**AIM:** Send each entry back exactly as given, pictures excluded.

====== EXERCISE INPUT

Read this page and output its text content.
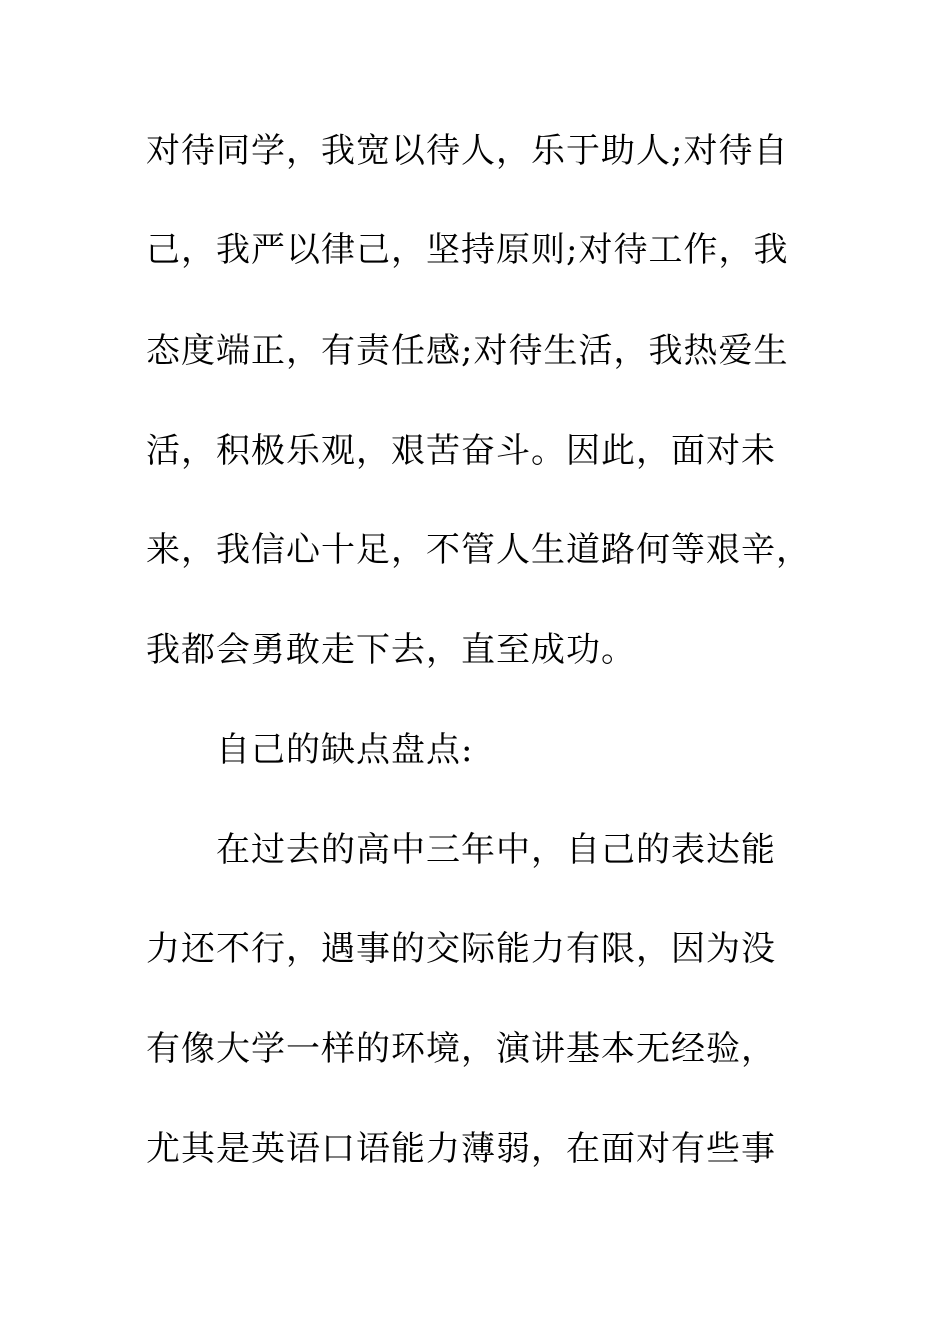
对待同学，我宽以待人，乐于助人;对待自
己，我严以律己，坚持原则;对待工作，我
态度端正，有责任感;对待生活，我热爱生
活，积极乐观，艰苦奋斗。因此，面对未
来，我信心十足，不管人生道路何等艰辛，
我都会勇敢走下去，直至成功。
自己的缺点盘点:
在过去的高中三年中，自己的表达能
力还不行，遇事的交际能力有限，因为没
有像大学一样的环境，演讲基本无经验，
尤其是英语口语能力薄弱，在面对有些事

============

**EXERCISE ANSWER:**
Read this page and output its text content.
对待同学，我宽以待人，乐于助人;对待自
己，我严以律己，坚持原则;对待工作，我
态度端正，有责任感;对待生活，我热爱生
活，积极乐观，艰苦奋斗。因此，面对未
来，我信心十足，不管人生道路何等艰辛，
我都会勇敢走下去，直至成功。
自己的缺点盘点:
在过去的高中三年中，自己的表达能
力还不行，遇事的交际能力有限，因为没
有像大学一样的环境，演讲基本无经验，
尤其是英语口语能力薄弱，在面对有些事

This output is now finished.